◆ **OBJECTIVE**
Copy out each line containing "title" from the entries below.
-- START OF DATA LISTING --
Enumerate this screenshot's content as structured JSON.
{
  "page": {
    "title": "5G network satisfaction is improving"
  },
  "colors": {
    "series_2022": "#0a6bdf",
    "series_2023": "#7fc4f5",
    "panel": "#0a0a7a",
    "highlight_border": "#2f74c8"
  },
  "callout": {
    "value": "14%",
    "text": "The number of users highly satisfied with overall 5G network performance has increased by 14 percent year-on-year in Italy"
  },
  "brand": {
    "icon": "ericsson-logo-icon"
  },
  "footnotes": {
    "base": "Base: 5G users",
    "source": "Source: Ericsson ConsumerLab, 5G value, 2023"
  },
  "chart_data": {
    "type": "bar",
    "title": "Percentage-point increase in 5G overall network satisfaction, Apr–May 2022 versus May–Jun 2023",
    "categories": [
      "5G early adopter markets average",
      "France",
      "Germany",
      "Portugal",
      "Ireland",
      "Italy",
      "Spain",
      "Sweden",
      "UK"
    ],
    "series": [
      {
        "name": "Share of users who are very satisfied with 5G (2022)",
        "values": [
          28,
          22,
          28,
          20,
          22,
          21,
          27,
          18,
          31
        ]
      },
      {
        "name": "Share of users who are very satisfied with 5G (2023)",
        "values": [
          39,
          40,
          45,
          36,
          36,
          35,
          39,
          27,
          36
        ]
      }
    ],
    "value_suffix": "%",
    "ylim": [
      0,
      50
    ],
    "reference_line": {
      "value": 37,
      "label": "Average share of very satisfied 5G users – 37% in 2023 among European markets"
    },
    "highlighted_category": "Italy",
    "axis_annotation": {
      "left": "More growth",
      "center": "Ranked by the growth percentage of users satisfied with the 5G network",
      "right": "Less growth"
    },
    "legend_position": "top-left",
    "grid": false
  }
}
-- END OF DATA LISTING --
◆ **SOLUTION TO THIS PROBLEM**
    "title": "5G network satisfaction is improving"
    "title": "Percentage-point increase in 5G overall network satisfaction, Apr–May 2022 versus May–Jun 2023",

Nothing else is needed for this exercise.